Researchers are incentivised to produce a small number of papers that are eye catching.  It is understandable why you would want to focus on quality over quantity. We can give more weight to confirmatory studies and try to move away from the focus on publishing in certain types of studies. We shouldn’t be putting all our effort into high risk, high return.

What do we do about this? There can be top down measures, but individual groups can work in ways to improve the ways we work, such as adopting the open science way of working. This is not trivial – for example we can’t make data available without the consent of participants. Possible solutions include pre-registering all the plans, set up studies so the data can be made open, ensure publications are gold OA. These measures serve as a quality control method because everything gets checked because people know it is going to be made available. We come down hard on academics who make conscious mistakes – but we should be encouraging people to identify their own errors.

We need to introduce quality control methods implicitly into our daily practice. Open data is a very good step in that direction. There is evidence that researchers who know their data is going to be made open are more thorough in their checking of it. Maybe it is time for an update in the way we do science – we have statistical software that can run hundreds of analysis, and we can do text and data mining of lots of papers. We need to build in new processes and systems that refine science and think about new ways of rewarding science.

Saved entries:
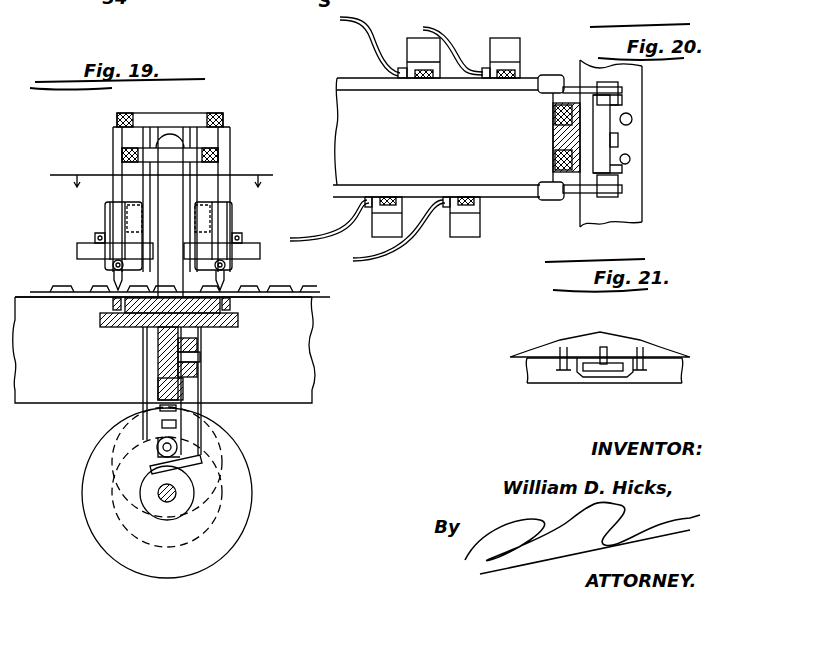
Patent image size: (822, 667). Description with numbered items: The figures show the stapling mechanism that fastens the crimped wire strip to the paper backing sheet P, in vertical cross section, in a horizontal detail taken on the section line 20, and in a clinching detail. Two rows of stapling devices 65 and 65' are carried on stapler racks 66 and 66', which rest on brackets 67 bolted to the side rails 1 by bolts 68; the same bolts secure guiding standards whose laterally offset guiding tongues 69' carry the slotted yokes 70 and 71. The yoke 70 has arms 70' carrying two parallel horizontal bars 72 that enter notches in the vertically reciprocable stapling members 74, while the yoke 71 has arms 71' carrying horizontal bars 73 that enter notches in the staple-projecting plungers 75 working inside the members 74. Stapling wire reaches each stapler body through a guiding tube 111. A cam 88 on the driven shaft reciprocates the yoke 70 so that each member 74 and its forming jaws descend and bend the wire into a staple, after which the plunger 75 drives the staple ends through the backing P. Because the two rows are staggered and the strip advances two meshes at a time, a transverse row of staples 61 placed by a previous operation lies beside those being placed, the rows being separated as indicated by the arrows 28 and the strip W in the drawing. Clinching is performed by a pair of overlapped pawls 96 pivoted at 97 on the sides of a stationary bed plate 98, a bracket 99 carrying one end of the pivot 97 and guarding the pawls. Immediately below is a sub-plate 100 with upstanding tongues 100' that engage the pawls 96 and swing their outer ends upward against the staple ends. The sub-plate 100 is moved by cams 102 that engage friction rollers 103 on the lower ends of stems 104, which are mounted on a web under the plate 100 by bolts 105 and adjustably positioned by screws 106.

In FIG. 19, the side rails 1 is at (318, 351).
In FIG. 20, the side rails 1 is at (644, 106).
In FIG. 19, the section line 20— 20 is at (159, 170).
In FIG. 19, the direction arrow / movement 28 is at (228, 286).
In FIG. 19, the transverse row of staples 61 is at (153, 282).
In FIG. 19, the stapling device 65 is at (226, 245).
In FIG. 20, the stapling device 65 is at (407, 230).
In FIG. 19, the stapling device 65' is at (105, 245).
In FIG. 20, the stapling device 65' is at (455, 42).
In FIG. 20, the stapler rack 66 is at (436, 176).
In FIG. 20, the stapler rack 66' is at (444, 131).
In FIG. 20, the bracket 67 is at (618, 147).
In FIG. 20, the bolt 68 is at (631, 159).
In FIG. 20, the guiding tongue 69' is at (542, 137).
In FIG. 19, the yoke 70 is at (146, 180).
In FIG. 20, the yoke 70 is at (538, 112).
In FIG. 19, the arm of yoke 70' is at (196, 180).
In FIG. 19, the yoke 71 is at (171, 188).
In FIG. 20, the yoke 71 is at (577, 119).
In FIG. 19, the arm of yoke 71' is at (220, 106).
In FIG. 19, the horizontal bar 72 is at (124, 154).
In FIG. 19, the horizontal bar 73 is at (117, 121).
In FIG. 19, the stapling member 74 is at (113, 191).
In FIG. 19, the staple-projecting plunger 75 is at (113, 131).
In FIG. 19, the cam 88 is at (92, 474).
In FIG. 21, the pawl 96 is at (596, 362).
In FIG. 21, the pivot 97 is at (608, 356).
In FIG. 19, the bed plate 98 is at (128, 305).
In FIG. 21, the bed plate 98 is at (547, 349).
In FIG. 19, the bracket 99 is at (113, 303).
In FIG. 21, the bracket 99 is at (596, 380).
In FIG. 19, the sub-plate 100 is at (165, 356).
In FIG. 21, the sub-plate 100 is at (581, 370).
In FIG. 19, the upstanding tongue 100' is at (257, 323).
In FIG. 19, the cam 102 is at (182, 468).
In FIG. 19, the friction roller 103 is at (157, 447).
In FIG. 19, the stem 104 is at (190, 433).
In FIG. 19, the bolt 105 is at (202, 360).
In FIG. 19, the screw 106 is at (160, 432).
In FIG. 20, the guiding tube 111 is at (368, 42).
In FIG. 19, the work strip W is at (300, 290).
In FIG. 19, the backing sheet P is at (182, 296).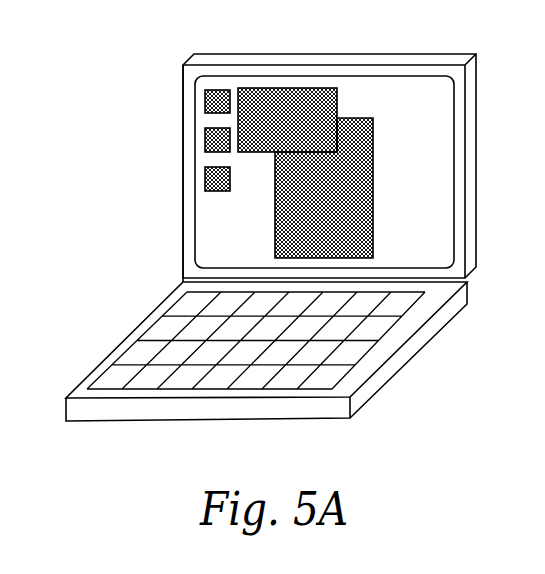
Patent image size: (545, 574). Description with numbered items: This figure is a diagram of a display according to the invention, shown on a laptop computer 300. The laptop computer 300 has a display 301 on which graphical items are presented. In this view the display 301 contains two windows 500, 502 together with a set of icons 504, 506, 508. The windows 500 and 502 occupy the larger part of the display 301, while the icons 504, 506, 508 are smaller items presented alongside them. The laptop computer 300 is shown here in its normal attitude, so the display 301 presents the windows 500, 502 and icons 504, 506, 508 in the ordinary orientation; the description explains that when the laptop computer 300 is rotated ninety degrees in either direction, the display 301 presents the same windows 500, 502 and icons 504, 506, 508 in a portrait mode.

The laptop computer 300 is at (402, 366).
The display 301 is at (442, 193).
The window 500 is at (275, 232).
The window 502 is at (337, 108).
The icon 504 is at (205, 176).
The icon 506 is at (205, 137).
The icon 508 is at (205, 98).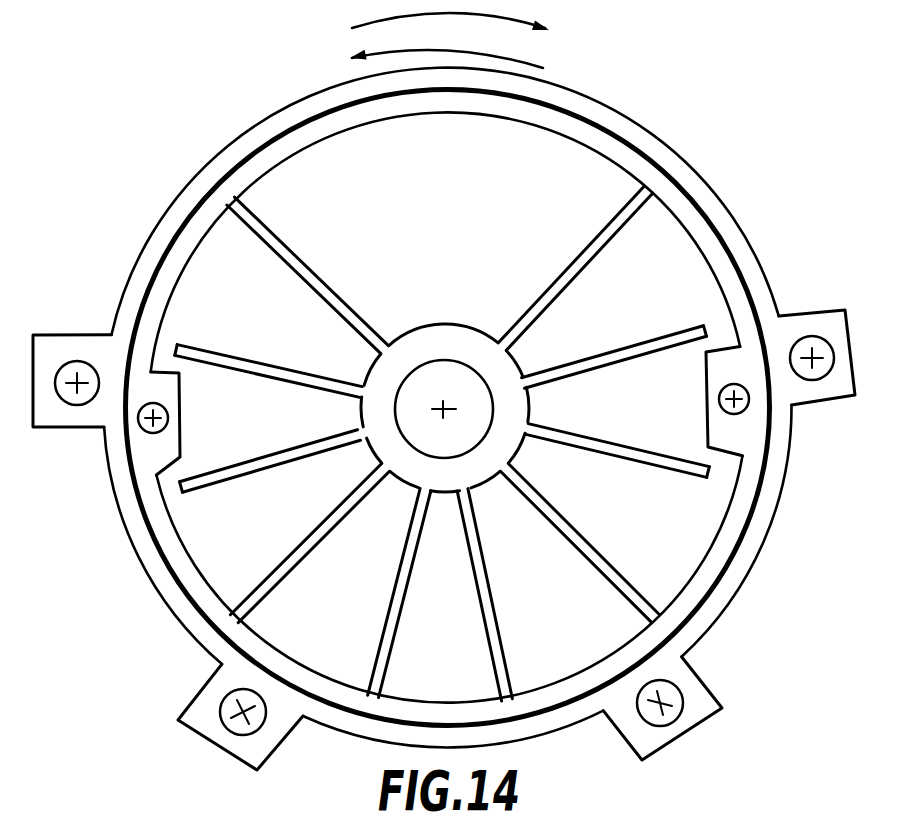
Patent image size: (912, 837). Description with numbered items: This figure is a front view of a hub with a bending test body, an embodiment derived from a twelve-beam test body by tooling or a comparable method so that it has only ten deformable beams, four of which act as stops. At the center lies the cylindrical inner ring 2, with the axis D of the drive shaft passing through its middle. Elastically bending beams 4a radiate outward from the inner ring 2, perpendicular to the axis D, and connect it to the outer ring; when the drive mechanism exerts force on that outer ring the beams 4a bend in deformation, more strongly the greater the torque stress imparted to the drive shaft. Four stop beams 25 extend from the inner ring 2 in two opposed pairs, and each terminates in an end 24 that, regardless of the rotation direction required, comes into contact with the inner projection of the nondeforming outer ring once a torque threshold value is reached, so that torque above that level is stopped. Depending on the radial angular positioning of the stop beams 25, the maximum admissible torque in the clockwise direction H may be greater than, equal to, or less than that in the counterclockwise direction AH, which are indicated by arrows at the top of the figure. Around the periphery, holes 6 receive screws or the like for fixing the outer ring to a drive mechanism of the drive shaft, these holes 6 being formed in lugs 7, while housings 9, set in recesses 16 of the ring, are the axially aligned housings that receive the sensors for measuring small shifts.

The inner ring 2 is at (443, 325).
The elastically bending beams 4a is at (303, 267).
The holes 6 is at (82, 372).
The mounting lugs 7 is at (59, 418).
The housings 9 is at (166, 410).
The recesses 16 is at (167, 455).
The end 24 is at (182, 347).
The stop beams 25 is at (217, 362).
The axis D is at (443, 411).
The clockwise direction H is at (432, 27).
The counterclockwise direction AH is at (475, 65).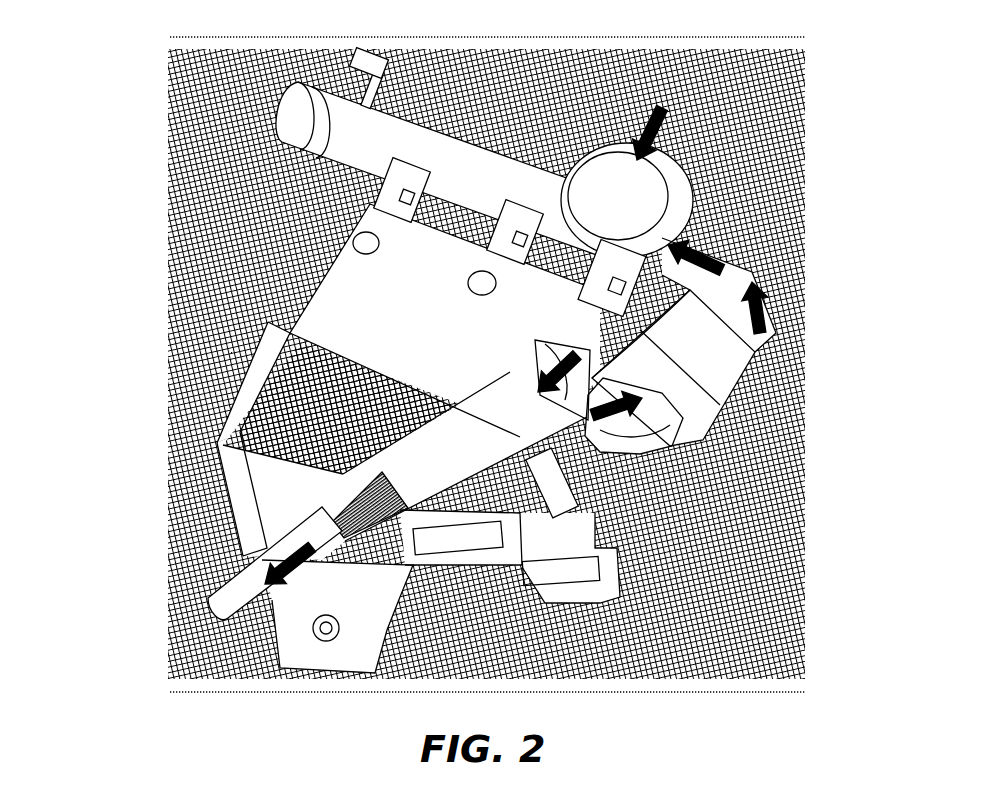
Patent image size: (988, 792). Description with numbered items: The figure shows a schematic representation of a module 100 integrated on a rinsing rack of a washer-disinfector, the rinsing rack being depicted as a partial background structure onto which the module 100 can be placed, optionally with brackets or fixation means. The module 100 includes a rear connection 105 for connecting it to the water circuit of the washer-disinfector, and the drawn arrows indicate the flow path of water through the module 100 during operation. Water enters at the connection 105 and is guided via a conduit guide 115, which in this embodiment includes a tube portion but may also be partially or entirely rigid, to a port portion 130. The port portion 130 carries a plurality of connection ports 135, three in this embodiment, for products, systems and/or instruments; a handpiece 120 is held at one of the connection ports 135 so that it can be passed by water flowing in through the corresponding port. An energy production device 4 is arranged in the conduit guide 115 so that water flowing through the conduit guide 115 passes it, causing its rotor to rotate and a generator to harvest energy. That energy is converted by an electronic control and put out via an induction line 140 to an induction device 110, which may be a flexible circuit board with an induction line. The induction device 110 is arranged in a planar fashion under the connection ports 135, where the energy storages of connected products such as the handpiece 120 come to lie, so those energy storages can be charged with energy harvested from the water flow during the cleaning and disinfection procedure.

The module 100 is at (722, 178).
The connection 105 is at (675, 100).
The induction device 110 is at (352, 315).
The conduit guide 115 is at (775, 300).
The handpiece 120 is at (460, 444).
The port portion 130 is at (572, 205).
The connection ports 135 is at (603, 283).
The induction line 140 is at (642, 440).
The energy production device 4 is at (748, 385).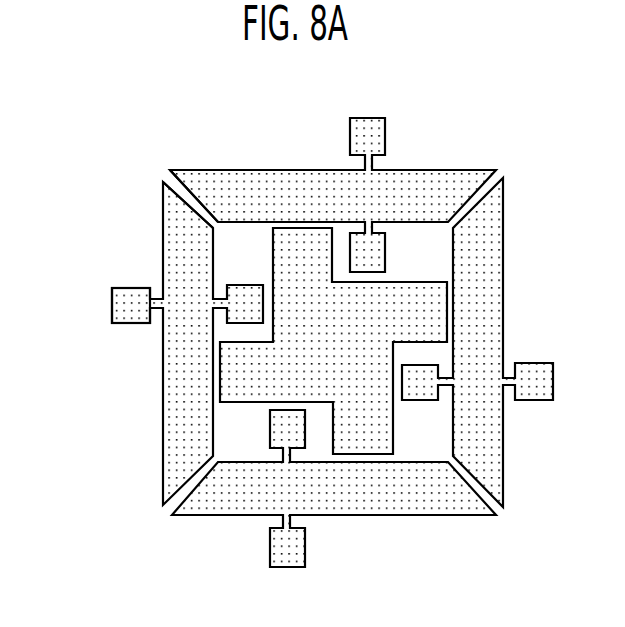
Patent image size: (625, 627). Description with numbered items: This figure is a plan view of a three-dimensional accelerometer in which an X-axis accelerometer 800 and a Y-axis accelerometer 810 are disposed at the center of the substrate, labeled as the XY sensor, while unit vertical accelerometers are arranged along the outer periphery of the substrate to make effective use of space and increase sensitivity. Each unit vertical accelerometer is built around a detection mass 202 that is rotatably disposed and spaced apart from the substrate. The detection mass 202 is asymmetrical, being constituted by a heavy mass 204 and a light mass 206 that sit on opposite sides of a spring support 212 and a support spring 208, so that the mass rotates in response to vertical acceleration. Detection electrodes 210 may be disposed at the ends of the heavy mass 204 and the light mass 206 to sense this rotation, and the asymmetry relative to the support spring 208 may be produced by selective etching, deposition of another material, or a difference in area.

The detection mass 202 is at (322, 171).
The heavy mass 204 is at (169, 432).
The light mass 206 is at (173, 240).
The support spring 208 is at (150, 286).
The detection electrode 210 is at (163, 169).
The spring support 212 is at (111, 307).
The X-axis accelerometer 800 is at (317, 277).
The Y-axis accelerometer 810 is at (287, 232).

▶ PROBLEM DETAILS
Translate this sentence from the text on open science into Spanish: "Open data is a very good step in that direction."

▶ SOLUTION TO THE PROBLEM
Los datos abiertos son un paso muy bueno en esa dirección.